PROBLEM DETAILS.
Check each line of the material below, and copy it if it holds the string "game".
□ □ □ □ □
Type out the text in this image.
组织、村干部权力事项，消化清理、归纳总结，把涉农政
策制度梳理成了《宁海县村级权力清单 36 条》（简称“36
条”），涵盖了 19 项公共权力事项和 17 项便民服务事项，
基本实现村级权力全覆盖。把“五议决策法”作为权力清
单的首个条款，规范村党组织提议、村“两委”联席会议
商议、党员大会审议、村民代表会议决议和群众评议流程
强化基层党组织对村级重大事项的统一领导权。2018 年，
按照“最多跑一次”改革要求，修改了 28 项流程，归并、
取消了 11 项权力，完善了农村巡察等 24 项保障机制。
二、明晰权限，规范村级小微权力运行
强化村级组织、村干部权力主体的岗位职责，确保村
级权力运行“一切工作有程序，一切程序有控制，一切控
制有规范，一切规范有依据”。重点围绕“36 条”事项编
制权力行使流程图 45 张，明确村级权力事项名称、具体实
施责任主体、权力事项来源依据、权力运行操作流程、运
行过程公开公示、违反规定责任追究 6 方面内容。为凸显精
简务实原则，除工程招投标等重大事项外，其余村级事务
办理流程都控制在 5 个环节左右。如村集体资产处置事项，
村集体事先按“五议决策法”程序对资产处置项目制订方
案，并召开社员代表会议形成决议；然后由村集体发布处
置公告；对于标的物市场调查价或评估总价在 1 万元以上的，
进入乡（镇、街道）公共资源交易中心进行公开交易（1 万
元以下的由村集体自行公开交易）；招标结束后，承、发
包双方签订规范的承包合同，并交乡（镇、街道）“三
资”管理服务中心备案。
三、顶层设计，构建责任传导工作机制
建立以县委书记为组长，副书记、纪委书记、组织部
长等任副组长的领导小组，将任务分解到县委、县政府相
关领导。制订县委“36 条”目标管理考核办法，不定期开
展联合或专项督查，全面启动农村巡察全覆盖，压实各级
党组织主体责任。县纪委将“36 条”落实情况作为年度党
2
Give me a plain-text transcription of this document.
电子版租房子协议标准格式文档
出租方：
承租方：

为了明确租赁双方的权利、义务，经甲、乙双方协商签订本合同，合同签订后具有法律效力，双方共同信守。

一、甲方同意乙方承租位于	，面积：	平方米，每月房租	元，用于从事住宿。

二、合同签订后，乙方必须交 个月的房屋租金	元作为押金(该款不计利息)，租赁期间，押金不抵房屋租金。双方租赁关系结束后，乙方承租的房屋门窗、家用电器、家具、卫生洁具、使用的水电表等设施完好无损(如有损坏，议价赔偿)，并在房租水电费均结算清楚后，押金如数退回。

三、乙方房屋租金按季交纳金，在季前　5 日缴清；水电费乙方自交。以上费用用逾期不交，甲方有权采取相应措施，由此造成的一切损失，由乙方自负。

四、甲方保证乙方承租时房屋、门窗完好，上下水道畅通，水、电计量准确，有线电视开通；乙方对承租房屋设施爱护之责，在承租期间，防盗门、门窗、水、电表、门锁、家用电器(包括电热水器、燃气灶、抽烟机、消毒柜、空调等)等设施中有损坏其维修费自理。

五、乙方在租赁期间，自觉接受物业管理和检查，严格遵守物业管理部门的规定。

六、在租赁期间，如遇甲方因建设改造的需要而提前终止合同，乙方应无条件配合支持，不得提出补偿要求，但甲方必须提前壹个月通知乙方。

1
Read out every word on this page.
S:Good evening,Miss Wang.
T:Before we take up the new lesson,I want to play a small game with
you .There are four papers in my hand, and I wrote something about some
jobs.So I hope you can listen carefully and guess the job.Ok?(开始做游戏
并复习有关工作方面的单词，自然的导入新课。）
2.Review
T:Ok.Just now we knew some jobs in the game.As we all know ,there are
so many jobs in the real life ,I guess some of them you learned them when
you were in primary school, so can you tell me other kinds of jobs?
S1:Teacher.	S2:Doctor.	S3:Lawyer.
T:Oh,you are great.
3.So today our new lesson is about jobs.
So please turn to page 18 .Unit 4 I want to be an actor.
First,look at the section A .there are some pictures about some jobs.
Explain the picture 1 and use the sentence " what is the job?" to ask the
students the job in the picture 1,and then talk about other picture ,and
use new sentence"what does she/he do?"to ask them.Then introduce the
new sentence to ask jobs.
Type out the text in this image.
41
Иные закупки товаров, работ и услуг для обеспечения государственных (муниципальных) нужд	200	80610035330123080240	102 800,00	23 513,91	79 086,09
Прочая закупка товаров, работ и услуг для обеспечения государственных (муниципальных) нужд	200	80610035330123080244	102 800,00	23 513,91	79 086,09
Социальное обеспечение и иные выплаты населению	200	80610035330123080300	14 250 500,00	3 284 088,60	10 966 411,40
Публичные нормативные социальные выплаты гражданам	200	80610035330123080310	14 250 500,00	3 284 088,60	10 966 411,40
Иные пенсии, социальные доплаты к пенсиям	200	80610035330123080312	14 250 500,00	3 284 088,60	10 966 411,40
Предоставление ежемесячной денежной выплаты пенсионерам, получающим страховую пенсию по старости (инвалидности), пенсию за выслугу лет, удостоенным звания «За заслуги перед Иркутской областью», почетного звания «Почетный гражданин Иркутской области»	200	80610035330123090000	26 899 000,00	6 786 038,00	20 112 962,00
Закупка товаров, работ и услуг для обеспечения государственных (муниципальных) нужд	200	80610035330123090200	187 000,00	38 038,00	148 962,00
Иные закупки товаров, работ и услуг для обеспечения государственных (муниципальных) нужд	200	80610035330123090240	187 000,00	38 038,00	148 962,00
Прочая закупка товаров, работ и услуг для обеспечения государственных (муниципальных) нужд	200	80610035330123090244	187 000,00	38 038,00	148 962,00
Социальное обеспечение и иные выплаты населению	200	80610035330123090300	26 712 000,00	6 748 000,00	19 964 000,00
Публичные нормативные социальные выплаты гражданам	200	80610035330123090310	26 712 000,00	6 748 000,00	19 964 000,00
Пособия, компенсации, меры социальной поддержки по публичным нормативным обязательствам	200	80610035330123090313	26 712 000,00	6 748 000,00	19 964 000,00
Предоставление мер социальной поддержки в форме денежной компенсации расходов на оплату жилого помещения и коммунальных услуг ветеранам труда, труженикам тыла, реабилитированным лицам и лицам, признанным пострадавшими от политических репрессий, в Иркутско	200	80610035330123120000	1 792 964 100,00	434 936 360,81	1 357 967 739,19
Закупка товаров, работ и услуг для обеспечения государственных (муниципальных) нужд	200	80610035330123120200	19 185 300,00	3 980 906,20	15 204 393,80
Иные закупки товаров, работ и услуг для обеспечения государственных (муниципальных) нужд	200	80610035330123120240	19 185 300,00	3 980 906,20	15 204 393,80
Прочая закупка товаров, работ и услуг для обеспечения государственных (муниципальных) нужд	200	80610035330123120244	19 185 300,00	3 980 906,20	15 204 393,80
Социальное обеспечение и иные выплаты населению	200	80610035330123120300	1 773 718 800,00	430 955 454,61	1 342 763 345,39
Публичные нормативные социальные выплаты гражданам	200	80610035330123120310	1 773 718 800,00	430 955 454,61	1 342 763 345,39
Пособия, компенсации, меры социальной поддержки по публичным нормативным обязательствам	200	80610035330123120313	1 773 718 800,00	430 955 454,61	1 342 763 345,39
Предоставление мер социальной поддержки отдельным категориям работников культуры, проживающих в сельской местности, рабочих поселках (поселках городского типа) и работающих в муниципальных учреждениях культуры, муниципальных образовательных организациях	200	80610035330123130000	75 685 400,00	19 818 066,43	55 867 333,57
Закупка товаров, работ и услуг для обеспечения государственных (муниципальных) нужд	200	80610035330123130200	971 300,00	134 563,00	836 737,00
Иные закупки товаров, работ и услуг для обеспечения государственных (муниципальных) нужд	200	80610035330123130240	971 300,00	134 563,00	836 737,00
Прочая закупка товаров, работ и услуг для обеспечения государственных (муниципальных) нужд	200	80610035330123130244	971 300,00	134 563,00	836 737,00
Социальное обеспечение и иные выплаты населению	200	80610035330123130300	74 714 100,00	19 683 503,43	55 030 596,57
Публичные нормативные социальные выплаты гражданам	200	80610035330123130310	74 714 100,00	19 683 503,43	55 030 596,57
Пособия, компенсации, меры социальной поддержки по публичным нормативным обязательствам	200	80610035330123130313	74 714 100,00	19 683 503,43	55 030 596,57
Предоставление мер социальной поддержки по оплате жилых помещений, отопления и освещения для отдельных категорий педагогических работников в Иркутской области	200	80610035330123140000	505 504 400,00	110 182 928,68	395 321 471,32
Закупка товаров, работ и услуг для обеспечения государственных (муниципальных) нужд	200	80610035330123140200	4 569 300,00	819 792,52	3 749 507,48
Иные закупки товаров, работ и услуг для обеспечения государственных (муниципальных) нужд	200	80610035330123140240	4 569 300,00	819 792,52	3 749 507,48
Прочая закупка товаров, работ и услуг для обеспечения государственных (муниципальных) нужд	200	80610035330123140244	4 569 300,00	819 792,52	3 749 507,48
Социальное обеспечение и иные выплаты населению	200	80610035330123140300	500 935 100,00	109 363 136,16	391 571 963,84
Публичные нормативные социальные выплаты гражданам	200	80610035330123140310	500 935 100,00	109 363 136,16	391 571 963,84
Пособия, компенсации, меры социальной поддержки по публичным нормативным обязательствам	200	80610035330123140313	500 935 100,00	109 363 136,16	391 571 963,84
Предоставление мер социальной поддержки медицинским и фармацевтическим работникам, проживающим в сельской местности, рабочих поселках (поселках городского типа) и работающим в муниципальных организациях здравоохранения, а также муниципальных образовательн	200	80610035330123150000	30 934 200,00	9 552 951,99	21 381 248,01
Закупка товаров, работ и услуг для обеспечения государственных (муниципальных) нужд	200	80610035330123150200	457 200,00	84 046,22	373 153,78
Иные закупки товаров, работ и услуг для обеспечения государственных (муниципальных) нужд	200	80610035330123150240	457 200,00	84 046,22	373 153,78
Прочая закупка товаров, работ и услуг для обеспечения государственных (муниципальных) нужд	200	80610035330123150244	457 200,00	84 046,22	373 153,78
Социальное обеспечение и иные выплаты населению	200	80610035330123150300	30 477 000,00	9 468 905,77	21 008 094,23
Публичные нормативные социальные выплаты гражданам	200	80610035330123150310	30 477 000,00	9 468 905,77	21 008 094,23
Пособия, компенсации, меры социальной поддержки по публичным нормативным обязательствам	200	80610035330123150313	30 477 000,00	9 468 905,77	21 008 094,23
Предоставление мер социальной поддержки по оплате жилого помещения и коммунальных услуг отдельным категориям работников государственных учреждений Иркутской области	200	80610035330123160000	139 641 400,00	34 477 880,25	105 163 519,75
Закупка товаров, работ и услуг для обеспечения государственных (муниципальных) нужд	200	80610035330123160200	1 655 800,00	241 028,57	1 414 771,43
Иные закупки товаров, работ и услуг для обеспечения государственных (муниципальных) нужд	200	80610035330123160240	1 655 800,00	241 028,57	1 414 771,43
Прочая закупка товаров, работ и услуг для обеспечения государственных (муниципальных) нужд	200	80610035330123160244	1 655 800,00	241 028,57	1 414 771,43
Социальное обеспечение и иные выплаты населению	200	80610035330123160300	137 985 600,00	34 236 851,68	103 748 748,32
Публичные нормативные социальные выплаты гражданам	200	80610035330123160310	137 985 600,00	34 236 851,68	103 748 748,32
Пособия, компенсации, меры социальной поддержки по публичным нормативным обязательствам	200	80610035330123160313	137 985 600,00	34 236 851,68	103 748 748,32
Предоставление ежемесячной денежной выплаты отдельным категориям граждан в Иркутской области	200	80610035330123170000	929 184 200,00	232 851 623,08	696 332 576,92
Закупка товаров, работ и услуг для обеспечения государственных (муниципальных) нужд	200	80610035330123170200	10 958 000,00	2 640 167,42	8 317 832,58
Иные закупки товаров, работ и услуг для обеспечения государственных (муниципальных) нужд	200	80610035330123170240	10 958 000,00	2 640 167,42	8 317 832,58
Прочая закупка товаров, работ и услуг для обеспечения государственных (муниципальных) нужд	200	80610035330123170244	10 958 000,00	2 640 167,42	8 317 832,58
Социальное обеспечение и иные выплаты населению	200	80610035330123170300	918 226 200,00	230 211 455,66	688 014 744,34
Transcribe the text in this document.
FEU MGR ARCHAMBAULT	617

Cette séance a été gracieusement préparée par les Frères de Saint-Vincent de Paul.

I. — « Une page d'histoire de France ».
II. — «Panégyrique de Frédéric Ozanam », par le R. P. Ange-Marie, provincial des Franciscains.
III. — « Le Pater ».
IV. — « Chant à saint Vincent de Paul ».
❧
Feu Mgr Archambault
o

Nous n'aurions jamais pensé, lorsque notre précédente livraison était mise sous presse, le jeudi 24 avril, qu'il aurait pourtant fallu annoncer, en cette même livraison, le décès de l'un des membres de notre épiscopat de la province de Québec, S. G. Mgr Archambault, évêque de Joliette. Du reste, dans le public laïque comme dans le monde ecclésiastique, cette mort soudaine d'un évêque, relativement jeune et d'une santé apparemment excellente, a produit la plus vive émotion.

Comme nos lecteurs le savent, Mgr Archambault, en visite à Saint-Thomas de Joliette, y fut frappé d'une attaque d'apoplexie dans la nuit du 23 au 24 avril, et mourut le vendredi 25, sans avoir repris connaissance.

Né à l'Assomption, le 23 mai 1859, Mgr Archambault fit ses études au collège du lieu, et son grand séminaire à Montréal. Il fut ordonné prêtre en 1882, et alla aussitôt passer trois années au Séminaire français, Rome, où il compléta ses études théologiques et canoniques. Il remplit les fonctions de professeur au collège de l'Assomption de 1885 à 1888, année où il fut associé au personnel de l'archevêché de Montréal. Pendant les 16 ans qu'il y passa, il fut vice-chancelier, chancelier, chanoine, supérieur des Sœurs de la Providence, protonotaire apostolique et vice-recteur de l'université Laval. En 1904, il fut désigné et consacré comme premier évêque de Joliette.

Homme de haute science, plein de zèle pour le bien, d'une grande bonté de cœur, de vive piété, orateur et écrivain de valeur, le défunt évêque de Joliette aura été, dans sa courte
□ □ □ □ □
RESPONSE TO THIS EXERCISE.
T:Before we take up the new lesson,I want to play a small game with
T:Ok.Just now we knew some jobs in the game.As we all know ,there are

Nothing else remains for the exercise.